By Wise One from the East
Serving as a Democratic Progressive Party (DPP) parliamentarian is easy. It is so easy that any idiot can do it. One does not have do anything at all except to tell the world, whenever possible, what a wise and visionary leader Malawi is blessed to have. In fact, if one goes the extra mile, landing a cabinet post is a foregone conclusion.
The secret to being a successful MP in the DPP-perspective is really a piece of cake. Put your conscience in or outside parliament to the back-seat; be vocal in attacking the opposition and perceived enemies of the party – real or imaginary, it does not matter; and perhaps, throw in a donation – in cash or in kind – say a house to serve as a local party office – and one hits the jackpot, literally.
One begins to lead a fairy-tale life right here on earth. Hollywood style parties at the State House, brown envelopes slipped into one’s hands as tokens of appreciation for loyalty – all these doles come your way. Of course, you have to invest your resources and time selling the Mutharika Brand too – as insurance for the day the baton will change hands.

→ **What this exercise asks**:
1. Answer these questions using the piece on DPP parliamentarians:
(a) What does landing a cabinet post become for one who goes the extra mile?
(b) What example of an in-kind donation does the piece give?
(c) What brand must one invest resources and time in selling?
2. Reproduce the passage of the piece on DPP parliamentarians starting with "The secret to" and going on through "the jackpot, literally.", replacing "opposition" with "rival parties".
3. Summarize the piece on DPP parliamentarians in two sentences.

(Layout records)
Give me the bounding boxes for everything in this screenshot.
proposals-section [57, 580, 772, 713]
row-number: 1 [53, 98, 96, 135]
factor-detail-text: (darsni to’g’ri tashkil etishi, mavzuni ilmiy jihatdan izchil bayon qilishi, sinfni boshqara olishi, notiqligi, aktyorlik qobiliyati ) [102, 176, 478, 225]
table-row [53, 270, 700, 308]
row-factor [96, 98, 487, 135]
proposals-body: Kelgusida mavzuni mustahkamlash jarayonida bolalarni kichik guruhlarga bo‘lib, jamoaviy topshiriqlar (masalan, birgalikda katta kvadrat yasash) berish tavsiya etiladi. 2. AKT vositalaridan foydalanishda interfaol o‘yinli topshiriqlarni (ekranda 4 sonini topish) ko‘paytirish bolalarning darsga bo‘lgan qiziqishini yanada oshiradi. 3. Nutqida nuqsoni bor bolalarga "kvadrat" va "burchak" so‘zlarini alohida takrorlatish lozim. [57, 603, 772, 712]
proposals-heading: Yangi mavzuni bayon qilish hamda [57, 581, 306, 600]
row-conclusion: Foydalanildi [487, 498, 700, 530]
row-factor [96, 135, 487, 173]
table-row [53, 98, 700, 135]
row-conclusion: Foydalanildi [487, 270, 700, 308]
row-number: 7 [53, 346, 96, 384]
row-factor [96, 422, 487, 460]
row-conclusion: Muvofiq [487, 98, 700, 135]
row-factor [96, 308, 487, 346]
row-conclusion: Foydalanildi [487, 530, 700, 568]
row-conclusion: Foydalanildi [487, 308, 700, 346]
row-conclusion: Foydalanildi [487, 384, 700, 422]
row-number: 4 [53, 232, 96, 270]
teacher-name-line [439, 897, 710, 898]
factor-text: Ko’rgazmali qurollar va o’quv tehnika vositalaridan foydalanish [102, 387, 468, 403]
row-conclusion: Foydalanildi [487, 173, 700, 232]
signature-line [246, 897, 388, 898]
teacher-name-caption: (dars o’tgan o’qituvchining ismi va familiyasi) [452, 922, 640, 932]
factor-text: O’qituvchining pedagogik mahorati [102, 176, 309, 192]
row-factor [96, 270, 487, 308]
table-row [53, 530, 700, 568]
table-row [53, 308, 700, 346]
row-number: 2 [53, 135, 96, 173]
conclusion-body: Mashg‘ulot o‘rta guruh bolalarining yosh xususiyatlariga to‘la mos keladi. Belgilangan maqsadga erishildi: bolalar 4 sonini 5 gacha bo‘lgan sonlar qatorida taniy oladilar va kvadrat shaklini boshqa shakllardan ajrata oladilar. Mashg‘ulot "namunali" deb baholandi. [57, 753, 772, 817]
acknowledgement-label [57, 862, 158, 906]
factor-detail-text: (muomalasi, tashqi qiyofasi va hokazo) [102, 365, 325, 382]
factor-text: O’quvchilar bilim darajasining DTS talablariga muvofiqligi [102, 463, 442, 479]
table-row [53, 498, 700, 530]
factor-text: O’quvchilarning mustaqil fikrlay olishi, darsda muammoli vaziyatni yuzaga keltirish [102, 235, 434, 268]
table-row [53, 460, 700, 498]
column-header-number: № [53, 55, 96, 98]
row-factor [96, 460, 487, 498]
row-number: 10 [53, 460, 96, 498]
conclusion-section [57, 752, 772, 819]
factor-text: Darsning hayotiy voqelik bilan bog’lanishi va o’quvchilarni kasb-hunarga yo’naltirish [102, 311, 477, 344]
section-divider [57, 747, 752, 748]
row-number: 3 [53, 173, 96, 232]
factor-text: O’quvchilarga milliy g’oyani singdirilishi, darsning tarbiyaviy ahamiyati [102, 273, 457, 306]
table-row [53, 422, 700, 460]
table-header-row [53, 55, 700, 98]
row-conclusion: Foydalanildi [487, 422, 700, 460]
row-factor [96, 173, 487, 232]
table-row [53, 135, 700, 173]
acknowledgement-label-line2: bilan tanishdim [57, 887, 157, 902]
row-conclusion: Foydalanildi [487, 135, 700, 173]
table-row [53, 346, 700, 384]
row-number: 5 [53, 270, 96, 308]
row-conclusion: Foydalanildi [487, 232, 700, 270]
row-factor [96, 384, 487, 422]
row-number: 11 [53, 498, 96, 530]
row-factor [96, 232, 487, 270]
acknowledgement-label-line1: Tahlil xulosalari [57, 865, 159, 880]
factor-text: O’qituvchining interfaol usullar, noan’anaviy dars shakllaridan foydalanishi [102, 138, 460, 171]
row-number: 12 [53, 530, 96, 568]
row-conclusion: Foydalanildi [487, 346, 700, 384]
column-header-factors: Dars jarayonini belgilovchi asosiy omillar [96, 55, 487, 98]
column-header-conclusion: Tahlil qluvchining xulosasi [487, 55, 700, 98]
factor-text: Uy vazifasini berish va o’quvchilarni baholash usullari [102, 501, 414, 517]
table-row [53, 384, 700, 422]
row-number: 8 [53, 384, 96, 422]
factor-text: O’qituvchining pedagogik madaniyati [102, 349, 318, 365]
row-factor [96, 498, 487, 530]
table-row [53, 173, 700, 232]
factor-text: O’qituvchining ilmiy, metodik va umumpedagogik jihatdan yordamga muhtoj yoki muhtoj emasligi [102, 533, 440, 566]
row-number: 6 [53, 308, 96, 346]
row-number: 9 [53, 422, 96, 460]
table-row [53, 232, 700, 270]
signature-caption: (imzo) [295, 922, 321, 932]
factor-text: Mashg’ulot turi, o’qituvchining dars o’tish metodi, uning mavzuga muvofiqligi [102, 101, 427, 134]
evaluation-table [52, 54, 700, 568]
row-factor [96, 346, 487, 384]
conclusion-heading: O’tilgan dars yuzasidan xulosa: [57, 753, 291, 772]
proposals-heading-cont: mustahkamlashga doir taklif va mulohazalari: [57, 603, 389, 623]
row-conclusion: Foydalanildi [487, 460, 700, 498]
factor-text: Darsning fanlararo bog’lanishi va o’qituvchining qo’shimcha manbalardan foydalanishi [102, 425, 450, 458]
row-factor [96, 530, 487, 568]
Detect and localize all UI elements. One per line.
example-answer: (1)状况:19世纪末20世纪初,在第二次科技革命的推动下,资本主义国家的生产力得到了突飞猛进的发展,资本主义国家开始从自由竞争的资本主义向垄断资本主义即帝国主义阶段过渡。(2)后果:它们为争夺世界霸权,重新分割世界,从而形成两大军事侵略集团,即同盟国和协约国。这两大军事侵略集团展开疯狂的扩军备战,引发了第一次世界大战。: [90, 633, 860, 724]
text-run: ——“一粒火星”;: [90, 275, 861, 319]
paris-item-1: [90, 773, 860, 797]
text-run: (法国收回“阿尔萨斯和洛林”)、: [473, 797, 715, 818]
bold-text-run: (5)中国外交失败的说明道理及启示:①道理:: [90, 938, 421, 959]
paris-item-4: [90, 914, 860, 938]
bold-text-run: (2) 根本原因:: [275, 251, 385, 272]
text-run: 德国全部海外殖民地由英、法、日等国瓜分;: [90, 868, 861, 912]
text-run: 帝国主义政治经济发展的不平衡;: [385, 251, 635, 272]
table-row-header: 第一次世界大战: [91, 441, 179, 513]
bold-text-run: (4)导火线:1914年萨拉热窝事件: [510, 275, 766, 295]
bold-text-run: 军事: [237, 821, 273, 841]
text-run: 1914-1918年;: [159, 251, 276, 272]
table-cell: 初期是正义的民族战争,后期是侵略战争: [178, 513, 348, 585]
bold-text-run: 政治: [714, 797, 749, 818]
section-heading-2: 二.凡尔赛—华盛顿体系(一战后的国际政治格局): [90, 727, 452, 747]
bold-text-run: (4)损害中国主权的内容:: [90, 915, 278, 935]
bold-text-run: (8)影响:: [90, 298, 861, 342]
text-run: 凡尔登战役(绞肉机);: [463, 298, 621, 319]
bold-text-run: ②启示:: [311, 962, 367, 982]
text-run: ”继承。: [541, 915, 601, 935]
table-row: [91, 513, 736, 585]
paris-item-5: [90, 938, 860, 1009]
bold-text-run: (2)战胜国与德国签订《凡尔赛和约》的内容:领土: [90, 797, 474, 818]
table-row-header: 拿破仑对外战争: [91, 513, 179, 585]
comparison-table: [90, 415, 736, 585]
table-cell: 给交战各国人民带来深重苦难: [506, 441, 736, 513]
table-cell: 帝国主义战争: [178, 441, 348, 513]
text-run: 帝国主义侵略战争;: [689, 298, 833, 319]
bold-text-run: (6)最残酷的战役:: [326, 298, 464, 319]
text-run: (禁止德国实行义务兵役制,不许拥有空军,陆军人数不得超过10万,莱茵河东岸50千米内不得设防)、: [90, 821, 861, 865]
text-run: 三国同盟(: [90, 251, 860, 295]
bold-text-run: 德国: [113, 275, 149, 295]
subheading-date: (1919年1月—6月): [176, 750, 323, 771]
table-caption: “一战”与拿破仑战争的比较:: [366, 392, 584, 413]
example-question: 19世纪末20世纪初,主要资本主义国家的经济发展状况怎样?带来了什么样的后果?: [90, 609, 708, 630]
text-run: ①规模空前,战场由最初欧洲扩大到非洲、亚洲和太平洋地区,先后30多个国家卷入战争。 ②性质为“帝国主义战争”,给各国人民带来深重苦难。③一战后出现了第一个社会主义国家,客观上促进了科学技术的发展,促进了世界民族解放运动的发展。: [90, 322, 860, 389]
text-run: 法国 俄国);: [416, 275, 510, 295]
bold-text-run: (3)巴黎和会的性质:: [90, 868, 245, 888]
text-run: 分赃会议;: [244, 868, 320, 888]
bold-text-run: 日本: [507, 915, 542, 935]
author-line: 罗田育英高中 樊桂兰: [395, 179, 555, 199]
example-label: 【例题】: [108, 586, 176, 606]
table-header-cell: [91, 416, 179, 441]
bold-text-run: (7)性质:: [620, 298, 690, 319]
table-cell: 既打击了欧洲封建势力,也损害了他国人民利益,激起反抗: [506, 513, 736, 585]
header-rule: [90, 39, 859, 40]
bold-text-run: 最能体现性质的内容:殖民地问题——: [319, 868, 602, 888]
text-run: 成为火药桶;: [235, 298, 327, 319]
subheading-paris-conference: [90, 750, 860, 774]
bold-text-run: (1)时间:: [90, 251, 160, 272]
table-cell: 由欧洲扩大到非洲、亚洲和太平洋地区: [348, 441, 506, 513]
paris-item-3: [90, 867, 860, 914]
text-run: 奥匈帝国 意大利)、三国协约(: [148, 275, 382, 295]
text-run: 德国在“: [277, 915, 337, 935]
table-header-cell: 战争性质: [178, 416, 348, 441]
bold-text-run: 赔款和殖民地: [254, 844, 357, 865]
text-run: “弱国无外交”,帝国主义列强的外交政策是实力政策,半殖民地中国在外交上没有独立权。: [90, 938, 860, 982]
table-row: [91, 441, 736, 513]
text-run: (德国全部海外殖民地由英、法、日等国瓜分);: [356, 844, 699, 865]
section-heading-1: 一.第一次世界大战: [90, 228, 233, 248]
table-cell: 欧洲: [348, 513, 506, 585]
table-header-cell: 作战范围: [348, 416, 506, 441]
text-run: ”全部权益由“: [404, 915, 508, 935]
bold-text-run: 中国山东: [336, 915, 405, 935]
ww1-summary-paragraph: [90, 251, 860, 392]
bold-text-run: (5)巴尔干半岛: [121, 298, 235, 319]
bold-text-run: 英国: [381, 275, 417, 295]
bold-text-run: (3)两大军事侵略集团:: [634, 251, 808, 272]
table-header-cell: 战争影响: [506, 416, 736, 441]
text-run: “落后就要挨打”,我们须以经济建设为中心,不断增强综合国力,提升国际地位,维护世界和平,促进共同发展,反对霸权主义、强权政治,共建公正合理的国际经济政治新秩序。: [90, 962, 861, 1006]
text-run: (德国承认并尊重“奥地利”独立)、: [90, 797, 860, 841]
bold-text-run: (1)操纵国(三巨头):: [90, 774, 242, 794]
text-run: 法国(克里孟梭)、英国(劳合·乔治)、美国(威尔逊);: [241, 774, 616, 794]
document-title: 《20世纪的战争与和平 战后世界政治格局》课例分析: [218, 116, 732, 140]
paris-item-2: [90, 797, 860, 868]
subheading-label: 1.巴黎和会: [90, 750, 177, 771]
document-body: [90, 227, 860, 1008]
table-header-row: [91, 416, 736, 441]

→ **The answers**:
1.
(a) A foregone conclusion.
(b) A house to serve as a local party office.
(c) The Mutharika Brand.

2.
The secret to being a successful MP in the DPP-perspective is really a piece of cake. Put your conscience in or outside parliament to the back-seat; be vocal in attacking the rival parties and perceived enemies of the party – real or imaginary, it does not matter; and perhaps, throw in a donation – in cash or in kind – say a house to serve as a local party office – and one hits the jackpot, literally.

3. The piece claims that serving as a DPP parliamentarian is so easy that one need only praise Malawi's leader, attack the opposition and perceived enemies of the party, and perhaps make a donation to hit the jackpot. Such loyalty brings a fairy-tale life of State House parties and brown envelopes, though one must also invest in selling the Mutharika Brand.